— start —
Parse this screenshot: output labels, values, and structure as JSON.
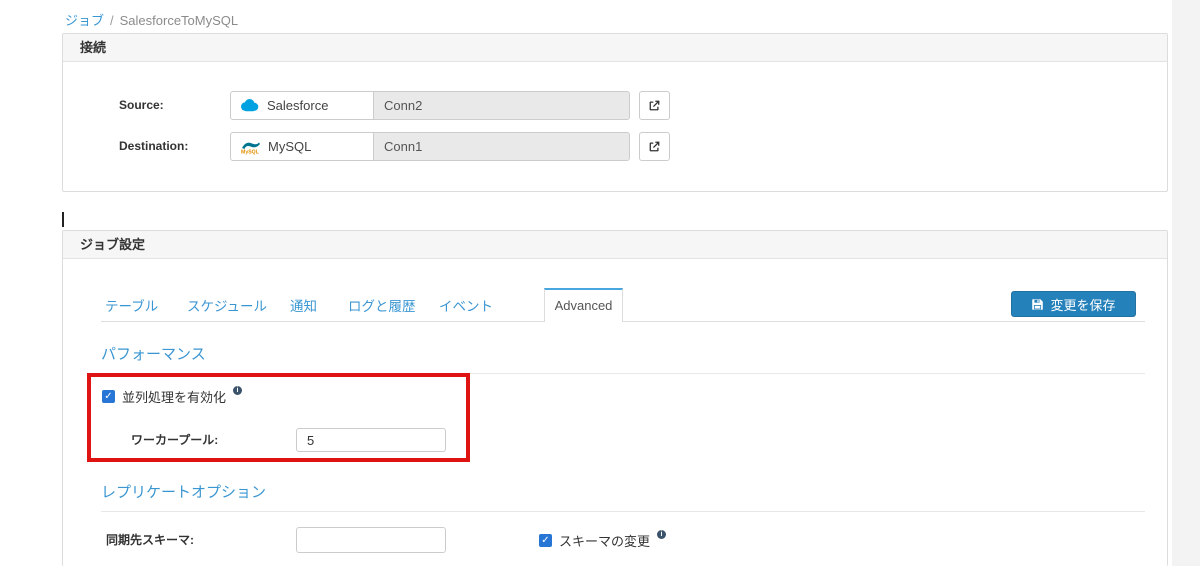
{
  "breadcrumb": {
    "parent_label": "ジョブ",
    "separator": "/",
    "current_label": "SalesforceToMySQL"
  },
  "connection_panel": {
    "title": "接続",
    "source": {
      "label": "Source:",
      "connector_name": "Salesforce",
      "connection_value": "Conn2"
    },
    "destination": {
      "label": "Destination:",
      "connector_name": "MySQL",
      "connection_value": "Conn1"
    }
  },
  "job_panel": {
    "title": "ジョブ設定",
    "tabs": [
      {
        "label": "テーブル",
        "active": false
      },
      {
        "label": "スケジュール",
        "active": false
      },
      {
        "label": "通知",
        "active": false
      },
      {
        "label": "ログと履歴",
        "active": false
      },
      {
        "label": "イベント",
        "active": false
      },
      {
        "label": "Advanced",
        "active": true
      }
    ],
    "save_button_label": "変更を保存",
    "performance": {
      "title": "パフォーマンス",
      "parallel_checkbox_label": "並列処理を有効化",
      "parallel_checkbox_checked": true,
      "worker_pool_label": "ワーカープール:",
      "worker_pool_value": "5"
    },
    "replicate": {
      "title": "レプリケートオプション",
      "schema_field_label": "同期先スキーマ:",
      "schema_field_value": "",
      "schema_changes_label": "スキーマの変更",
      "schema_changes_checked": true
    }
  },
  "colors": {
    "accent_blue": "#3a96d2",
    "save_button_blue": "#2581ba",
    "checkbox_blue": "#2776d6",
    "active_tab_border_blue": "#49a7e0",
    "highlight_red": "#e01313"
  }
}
— end —
— start —
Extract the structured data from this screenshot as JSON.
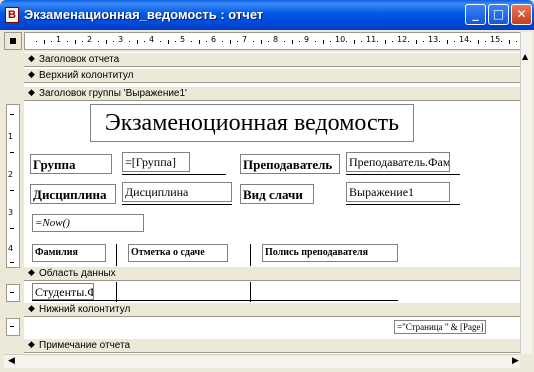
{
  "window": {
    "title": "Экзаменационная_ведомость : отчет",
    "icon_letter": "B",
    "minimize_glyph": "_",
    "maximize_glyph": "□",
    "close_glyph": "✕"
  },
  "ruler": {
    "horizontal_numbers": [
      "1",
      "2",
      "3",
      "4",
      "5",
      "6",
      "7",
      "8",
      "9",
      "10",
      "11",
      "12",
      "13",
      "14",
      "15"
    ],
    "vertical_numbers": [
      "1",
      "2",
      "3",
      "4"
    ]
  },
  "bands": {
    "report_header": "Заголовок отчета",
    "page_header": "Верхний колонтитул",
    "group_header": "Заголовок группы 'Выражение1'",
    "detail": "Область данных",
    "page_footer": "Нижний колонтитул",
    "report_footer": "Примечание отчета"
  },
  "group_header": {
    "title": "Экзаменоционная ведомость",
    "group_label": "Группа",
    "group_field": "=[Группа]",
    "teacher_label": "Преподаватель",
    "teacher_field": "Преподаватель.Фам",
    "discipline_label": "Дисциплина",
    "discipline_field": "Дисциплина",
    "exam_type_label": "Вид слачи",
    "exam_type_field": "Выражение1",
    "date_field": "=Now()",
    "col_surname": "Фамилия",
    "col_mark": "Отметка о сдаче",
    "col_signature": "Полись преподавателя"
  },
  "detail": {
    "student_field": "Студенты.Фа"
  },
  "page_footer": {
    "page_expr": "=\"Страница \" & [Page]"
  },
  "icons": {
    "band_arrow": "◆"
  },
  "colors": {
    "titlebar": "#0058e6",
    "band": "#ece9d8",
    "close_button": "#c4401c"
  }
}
— end —
■ **Set problem**: In the entries above, find every line holding the word "true" and copy it out.

■ **Output for this task**:
        "active": true
      "parallel_checkbox_checked": true,
      "schema_changes_checked": true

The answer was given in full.